→ BRIEF
In the records below, find the line containing "What data populates", then copy that line and all lines after it, exactly, omitting every picture.
───
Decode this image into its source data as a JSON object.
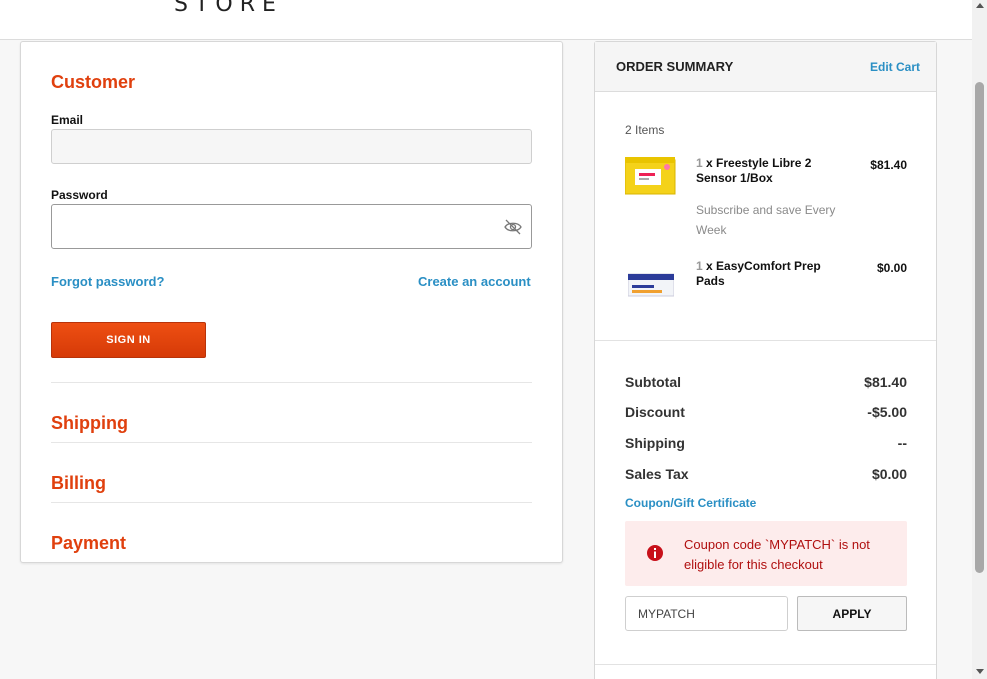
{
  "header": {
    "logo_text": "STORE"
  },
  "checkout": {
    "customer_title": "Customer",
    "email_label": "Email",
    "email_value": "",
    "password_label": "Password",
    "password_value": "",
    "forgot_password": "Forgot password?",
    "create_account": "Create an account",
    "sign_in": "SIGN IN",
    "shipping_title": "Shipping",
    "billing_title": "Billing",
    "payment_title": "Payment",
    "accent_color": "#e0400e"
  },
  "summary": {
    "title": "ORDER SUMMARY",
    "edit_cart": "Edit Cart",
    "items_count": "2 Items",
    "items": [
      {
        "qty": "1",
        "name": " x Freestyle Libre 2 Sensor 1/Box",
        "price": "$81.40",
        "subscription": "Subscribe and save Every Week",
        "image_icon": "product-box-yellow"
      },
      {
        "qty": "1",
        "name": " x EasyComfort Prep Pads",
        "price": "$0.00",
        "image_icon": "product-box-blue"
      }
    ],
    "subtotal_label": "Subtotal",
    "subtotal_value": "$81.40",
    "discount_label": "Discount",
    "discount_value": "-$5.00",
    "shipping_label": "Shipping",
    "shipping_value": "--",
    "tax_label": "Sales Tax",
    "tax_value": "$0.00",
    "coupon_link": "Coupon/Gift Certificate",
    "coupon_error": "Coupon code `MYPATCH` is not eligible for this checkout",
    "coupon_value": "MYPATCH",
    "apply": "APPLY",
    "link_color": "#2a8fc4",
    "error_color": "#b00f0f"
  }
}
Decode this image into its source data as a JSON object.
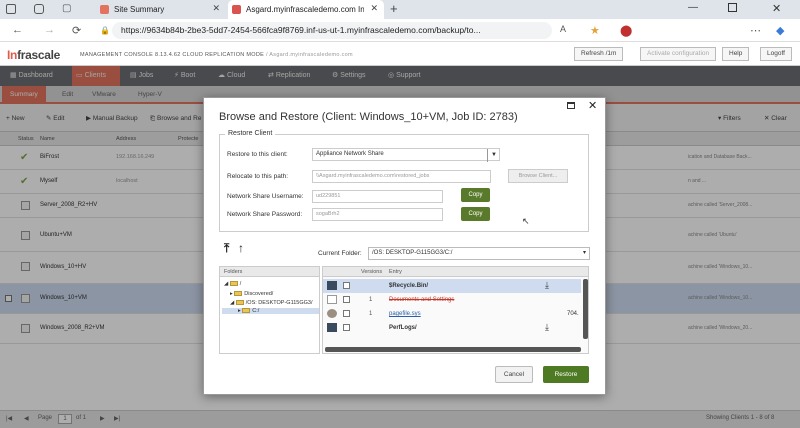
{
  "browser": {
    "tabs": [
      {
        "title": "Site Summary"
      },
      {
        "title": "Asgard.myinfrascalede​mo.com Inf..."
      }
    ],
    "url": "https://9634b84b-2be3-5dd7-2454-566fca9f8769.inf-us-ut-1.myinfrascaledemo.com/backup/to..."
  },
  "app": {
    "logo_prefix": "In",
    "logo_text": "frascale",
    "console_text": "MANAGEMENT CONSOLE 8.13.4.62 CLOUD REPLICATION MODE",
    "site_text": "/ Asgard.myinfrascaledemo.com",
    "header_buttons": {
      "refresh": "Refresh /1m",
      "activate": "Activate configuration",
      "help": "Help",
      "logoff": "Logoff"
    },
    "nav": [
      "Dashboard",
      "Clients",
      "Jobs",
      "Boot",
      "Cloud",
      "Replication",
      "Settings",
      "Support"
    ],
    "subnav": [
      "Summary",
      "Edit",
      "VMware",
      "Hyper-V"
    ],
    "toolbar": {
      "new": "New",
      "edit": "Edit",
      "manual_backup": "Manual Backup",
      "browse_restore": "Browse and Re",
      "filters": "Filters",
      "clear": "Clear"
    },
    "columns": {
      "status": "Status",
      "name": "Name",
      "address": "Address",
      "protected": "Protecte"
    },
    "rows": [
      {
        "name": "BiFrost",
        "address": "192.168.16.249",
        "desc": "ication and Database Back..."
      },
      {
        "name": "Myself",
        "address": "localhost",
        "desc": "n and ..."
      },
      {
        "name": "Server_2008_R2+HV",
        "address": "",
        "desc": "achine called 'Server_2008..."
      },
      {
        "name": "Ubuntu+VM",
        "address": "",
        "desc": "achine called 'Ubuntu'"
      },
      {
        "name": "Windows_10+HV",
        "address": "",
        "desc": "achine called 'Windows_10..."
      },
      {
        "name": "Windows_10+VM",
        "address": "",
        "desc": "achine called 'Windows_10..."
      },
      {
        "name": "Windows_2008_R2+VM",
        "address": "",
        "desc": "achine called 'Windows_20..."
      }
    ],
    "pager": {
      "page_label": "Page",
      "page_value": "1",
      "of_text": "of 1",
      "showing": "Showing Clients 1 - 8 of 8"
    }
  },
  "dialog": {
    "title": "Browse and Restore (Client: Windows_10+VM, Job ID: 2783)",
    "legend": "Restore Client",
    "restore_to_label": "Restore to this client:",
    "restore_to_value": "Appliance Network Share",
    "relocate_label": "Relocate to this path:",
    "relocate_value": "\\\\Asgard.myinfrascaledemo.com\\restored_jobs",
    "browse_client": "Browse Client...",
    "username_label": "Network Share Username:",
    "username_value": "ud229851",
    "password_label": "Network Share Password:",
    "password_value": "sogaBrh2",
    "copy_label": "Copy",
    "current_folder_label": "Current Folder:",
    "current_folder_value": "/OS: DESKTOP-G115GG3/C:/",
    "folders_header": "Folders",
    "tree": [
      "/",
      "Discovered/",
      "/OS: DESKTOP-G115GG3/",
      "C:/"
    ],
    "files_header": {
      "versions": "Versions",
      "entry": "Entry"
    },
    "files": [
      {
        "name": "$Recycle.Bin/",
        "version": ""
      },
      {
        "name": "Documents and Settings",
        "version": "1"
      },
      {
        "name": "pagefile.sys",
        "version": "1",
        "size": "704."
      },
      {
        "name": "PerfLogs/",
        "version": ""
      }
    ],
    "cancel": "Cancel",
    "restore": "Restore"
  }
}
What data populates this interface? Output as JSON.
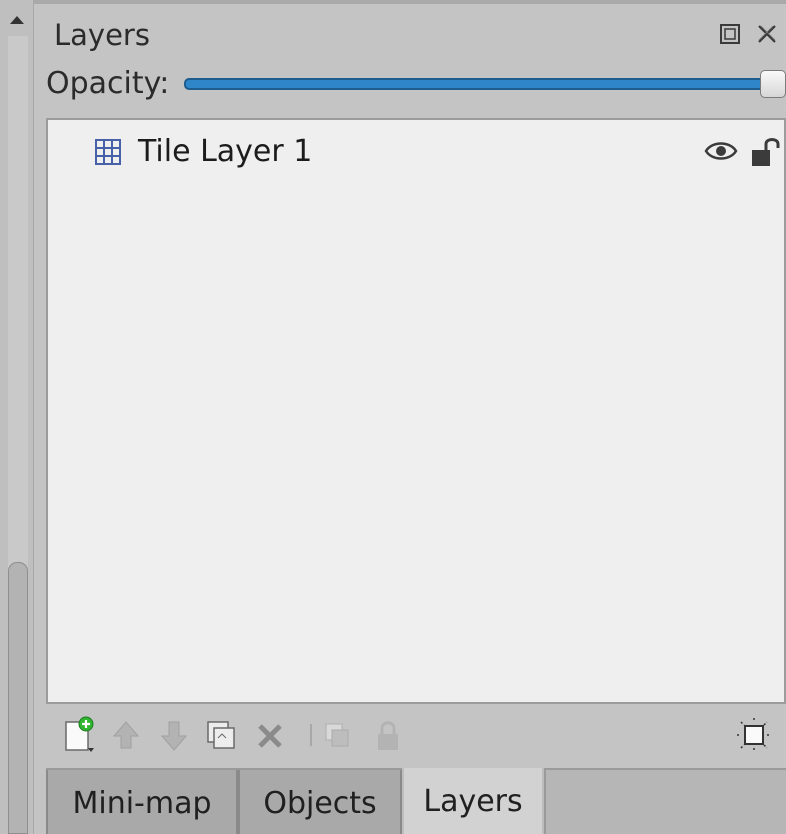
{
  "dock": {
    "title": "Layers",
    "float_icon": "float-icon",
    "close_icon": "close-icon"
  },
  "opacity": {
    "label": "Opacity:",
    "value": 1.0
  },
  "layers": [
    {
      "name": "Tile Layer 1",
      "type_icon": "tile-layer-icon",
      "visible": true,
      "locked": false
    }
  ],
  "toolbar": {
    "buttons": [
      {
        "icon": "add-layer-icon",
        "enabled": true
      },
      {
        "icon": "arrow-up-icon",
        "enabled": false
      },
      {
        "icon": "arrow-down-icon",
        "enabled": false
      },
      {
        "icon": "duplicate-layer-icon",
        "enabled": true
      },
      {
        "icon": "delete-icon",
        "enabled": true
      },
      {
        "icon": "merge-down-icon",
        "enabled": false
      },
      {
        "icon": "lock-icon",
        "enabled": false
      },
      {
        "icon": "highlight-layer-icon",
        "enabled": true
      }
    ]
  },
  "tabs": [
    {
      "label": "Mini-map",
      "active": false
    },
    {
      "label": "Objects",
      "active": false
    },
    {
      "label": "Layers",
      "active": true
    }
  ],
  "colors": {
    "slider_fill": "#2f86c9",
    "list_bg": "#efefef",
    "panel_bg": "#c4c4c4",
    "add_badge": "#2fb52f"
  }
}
───
→ RESPONSE FOR THIS EXERCISE
What data populates this interface? Output as JSON.
{
  "dock": {
    "title": "Layers",
    "float_icon": "float-icon",
    "close_icon": "close-icon"
  },
  "opacity": {
    "label": "Opacity:",
    "value": 1.0
  },
  "layers": [
    {
      "name": "Tile Layer 1",
      "type_icon": "tile-layer-icon",
      "visible": true,
      "locked": false
    }
  ],
  "toolbar": {
    "buttons": [
      {
        "icon": "add-layer-icon",
        "enabled": true
      },
      {
        "icon": "arrow-up-icon",
        "enabled": false
      },
      {
        "icon": "arrow-down-icon",
        "enabled": false
      },
      {
        "icon": "duplicate-layer-icon",
        "enabled": true
      },
      {
        "icon": "delete-icon",
        "enabled": true
      },
      {
        "icon": "merge-down-icon",
        "enabled": false
      },
      {
        "icon": "lock-icon",
        "enabled": false
      },
      {
        "icon": "highlight-layer-icon",
        "enabled": true
      }
    ]
  },
  "tabs": [
    {
      "label": "Mini-map",
      "active": false
    },
    {
      "label": "Objects",
      "active": false
    },
    {
      "label": "Layers",
      "active": true
    }
  ],
  "colors": {
    "slider_fill": "#2f86c9",
    "list_bg": "#efefef",
    "panel_bg": "#c4c4c4",
    "add_badge": "#2fb52f"
  }
}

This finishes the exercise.